» **Given request**
Print all records exactly, leaving nothing out.
--- Start Materials provided ---
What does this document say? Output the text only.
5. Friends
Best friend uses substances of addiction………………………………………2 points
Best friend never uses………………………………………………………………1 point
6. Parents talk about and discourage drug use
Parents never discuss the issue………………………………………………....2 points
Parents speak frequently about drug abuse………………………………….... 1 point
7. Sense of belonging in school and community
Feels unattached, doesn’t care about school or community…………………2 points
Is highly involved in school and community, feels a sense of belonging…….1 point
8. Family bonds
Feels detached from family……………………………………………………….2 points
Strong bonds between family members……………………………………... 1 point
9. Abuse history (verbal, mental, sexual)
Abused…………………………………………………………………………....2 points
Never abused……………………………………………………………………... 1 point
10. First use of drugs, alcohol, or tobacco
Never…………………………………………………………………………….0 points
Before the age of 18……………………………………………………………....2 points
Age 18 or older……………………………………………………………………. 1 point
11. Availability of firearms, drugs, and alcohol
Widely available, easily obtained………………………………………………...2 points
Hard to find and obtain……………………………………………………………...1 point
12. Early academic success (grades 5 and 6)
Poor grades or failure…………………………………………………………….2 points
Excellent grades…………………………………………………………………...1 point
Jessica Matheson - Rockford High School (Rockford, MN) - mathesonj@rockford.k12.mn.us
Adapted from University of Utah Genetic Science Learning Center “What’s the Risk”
--- End Materials provided ---
» **Answer for this exercise**
What does this document say? Output the text only.
5. Friends
Best friend uses substances of addiction………………………………………2 points
Best friend never uses………………………………………………………………1 point
6. Parents talk about and discourage drug use
Parents never discuss the issue………………………………………………....2 points
Parents speak frequently about drug abuse………………………………….... 1 point
7. Sense of belonging in school and community
Feels unattached, doesn’t care about school or community…………………2 points
Is highly involved in school and community, feels a sense of belonging…….1 point
8. Family bonds
Feels detached from family……………………………………………………….2 points
Strong bonds between family members……………………………………... 1 point
9. Abuse history (verbal, mental, sexual)
Abused…………………………………………………………………………....2 points
Never abused……………………………………………………………………... 1 point
10. First use of drugs, alcohol, or tobacco
Never…………………………………………………………………………….0 points
Before the age of 18……………………………………………………………....2 points
Age 18 or older……………………………………………………………………. 1 point
11. Availability of firearms, drugs, and alcohol
Widely available, easily obtained………………………………………………...2 points
Hard to find and obtain……………………………………………………………...1 point
12. Early academic success (grades 5 and 6)
Poor grades or failure…………………………………………………………….2 points
Excellent grades…………………………………………………………………...1 point
Jessica Matheson - Rockford High School (Rockford, MN) - mathesonj@rockford.k12.mn.us
Adapted from University of Utah Genetic Science Learning Center “What’s the Risk”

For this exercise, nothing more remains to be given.